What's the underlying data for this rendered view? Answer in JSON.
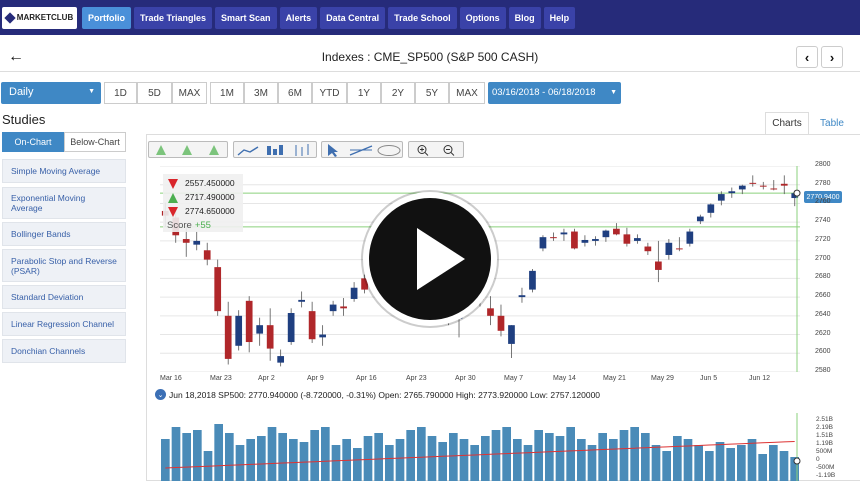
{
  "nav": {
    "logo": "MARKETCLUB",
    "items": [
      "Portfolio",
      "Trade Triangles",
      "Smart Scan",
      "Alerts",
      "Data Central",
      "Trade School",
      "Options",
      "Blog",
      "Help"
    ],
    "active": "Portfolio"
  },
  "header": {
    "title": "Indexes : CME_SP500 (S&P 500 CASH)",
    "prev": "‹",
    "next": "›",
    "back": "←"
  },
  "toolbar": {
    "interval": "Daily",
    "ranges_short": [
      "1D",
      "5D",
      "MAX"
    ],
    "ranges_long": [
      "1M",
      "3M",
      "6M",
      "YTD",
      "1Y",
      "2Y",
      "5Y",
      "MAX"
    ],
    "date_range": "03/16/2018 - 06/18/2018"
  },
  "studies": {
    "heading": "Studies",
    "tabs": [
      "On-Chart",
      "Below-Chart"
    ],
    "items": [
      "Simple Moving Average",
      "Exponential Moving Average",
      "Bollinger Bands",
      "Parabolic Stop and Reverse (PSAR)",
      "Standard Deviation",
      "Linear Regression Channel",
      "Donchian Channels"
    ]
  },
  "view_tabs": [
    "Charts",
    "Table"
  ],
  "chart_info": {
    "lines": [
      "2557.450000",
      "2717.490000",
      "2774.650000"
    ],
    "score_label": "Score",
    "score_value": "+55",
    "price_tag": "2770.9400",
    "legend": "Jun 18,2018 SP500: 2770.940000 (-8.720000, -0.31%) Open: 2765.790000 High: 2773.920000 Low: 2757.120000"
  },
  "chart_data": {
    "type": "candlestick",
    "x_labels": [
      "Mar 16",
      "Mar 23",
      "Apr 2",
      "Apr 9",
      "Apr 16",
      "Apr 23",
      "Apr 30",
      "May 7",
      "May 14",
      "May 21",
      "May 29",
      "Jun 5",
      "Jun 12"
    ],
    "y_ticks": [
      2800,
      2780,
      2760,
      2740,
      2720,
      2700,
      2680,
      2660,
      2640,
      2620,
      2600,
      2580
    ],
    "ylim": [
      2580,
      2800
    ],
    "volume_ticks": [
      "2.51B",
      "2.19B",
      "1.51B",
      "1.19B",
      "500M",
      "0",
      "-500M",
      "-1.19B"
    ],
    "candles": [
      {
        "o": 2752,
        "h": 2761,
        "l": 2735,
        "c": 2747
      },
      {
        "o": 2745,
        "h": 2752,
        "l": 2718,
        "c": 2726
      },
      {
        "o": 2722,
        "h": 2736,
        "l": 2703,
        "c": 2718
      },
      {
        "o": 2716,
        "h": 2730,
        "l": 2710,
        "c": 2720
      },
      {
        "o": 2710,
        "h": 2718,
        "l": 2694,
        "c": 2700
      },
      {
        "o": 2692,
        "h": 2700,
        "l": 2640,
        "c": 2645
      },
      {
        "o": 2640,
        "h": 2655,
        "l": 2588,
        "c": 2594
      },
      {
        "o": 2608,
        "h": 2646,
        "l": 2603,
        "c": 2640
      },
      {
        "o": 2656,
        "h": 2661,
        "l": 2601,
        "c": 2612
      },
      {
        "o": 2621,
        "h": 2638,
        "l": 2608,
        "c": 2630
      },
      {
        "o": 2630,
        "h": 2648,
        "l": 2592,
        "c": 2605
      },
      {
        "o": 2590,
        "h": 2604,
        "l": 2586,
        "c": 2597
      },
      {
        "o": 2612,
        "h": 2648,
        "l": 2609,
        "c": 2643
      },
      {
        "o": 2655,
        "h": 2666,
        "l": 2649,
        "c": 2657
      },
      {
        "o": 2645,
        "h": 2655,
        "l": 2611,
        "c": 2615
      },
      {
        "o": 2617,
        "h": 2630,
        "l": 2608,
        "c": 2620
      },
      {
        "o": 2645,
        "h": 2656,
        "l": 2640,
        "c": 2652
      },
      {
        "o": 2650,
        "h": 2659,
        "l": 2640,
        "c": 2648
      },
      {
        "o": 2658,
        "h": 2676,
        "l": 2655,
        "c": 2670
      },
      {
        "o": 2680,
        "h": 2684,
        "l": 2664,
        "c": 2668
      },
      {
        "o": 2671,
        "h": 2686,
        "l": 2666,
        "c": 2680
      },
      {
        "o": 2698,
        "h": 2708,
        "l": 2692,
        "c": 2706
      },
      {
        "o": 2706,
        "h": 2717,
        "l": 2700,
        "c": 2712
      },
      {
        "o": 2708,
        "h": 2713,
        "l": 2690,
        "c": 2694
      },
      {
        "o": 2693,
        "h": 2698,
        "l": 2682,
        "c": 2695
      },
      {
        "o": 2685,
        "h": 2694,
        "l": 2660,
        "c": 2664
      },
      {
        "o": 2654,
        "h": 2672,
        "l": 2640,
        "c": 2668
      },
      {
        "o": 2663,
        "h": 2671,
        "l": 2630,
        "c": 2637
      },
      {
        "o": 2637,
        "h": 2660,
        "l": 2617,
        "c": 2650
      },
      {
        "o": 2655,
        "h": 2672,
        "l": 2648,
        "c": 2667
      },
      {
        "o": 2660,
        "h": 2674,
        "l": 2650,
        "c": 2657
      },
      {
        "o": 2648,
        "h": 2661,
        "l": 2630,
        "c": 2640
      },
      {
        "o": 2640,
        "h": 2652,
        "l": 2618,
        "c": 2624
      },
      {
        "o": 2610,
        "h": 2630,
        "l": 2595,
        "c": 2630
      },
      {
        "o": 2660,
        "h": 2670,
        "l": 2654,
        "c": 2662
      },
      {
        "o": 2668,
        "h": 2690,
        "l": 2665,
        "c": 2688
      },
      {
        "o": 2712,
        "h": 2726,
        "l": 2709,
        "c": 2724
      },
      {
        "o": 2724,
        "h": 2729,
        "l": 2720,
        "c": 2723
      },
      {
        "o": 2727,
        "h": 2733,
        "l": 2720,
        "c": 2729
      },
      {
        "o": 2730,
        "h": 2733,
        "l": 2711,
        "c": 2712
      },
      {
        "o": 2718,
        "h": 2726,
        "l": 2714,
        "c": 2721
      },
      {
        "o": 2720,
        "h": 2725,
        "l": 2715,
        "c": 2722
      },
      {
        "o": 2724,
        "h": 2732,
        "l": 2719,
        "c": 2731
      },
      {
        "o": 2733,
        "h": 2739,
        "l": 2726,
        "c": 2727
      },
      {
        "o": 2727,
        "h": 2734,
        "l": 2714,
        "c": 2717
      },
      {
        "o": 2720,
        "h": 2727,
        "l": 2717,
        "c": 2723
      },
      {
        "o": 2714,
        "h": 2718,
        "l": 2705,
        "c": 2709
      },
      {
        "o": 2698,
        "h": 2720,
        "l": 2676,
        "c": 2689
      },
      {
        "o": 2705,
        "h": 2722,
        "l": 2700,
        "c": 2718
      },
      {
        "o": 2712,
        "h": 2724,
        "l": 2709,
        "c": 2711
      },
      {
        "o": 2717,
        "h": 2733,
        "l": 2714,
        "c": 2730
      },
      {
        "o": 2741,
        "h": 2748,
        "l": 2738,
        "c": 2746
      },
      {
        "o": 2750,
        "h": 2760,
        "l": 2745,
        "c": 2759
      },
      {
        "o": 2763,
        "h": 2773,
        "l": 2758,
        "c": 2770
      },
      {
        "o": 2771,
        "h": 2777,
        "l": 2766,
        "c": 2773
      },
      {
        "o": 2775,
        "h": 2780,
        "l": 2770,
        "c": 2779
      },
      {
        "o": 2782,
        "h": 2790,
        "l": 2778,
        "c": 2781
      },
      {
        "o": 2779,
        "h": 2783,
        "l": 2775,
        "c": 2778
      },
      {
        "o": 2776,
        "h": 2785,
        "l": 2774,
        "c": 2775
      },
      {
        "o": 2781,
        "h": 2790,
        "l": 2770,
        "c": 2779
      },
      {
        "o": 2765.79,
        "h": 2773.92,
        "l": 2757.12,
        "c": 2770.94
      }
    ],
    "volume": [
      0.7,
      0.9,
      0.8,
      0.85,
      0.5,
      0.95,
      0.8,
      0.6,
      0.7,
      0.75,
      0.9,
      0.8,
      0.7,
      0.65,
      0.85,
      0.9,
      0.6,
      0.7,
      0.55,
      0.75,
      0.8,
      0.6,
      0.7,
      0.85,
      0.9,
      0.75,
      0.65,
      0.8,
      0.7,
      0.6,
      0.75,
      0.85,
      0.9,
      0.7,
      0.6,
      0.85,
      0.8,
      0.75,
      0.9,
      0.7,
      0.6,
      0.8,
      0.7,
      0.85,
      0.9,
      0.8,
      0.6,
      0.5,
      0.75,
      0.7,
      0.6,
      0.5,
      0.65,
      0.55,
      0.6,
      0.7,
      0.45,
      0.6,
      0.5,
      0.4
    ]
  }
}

§ TASK BRIEF
How many lines in the records above contain the word "Moving"? Give only the number.

§ ANSWER TO THIS PROBLEM
2